— Start Source records —

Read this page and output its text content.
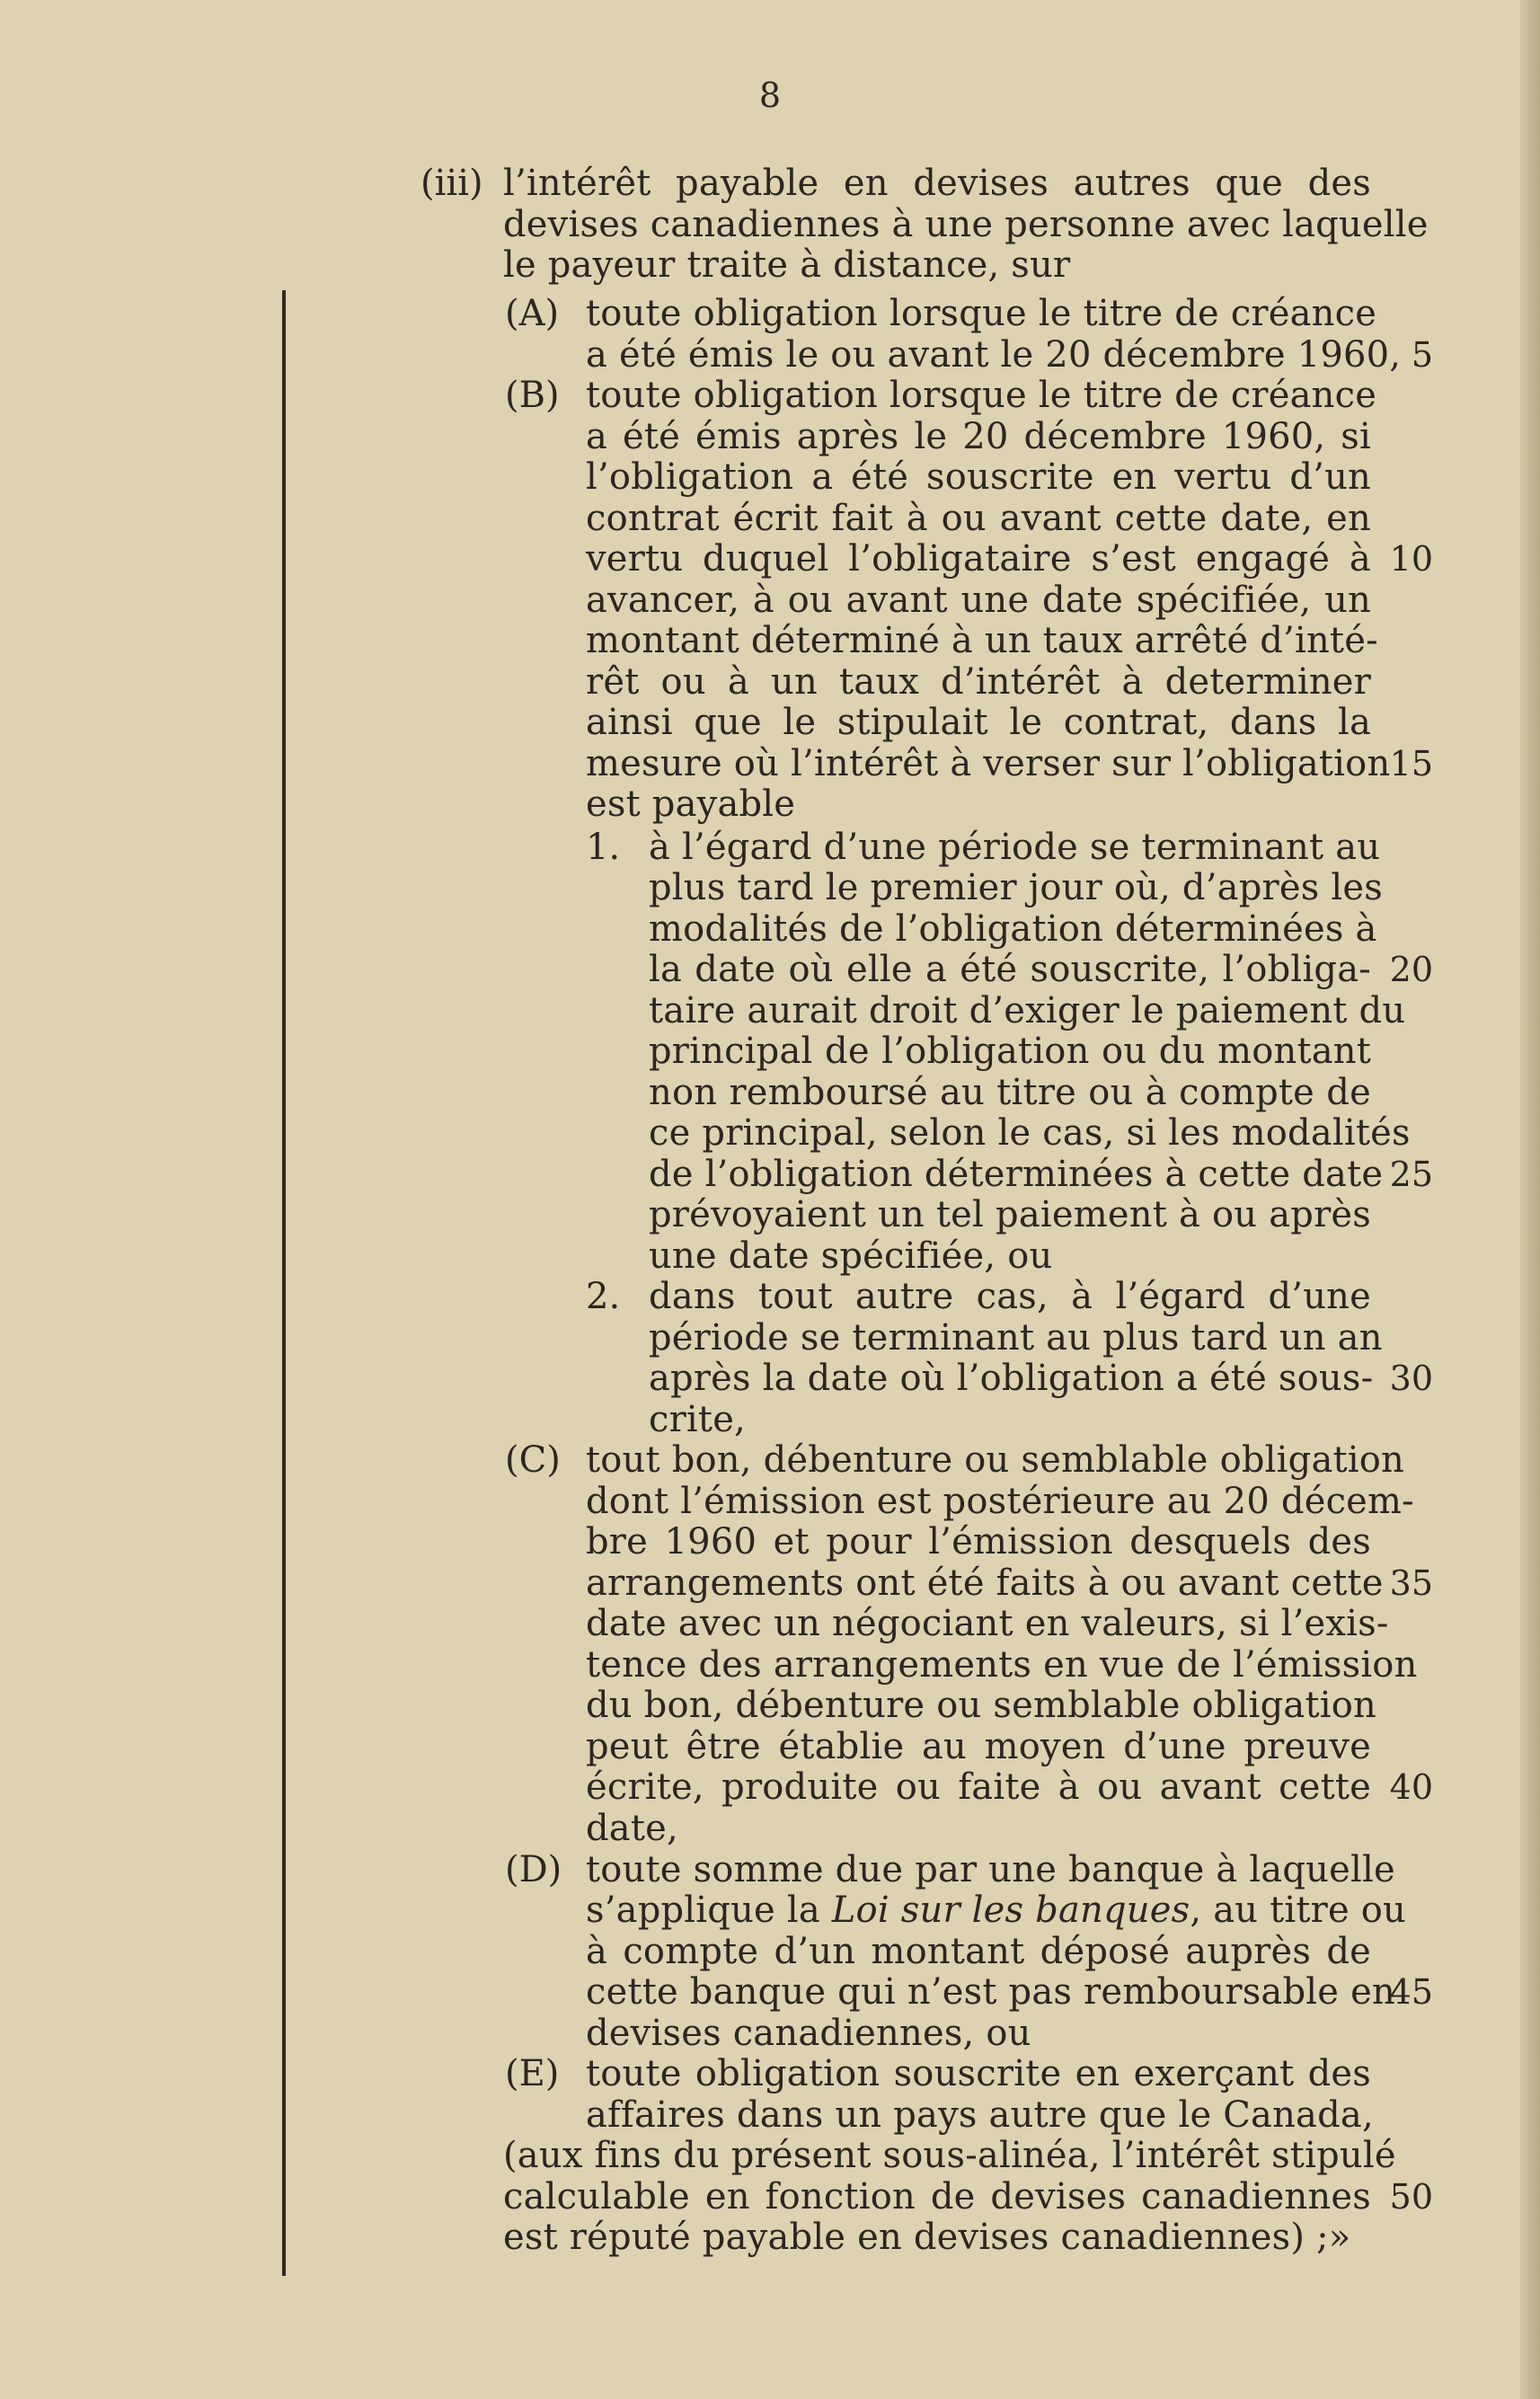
8
(iii)
(A)
(B)
1.
2.
(C)
(D)
(E)
l’intérêt payable en devises autres que des
devises canadiennes à une personne avec laquelle
le payeur traite à distance, sur
toute obligation lorsque le titre de créance
a été émis le ou avant le 20 décembre 1960,
toute obligation lorsque le titre de créance
a été émis après le 20 décembre 1960, si
l’obligation a été souscrite en vertu d’un
contrat écrit fait à ou avant cette date, en
vertu duquel l’obligataire s’est engagé à
avancer, à ou avant une date spécifiée, un
montant déterminé à un taux arrêté d’inté-
rêt ou à un taux d’intérêt à determiner
ainsi que le stipulait le contrat, dans la
mesure où l’intérêt à verser sur l’obligation
est payable
à l’égard d’une période se terminant au
plus tard le premier jour où, d’après les
modalités de l’obligation déterminées à
la date où elle a été souscrite, l’obliga-
taire aurait droit d’exiger le paiement du
principal de l’obligation ou du montant
non remboursé au titre ou à compte de
ce principal, selon le cas, si les modalités
de l’obligation déterminées à cette date
prévoyaient un tel paiement à ou après
une date spécifiée, ou
dans tout autre cas, à l’égard d’une
période se terminant au plus tard un an
après la date où l’obligation a été sous-
crite,
tout bon, débenture ou semblable obligation
dont l’émission est postérieure au 20 décem-
bre 1960 et pour l’émission desquels des
arrangements ont été faits à ou avant cette
date avec un négociant en valeurs, si l’exis-
tence des arrangements en vue de l’émission
du bon, débenture ou semblable obligation
peut être établie au moyen d’une preuve
écrite, produite ou faite à ou avant cette
date,
toute somme due par une banque à laquelle
s’applique la Loi sur les banques, au titre ou
à compte d’un montant déposé auprès de
cette banque qui n’est pas remboursable en
devises canadiennes, ou
toute obligation souscrite en exerçant des
affaires dans un pays autre que le Canada,
(aux fins du présent sous-alinéa, l’intérêt stipulé
calculable en fonction de devises canadiennes
est réputé payable en devises canadiennes) ;»
5
10
15
20
25
30
35
40
45
50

— End Source records —

**Task instructions**
Gather each line from the entries above that includes the word "paiement".

**Completed task**
taire aurait droit d’exiger le paiement du
prévoyaient un tel paiement à ou après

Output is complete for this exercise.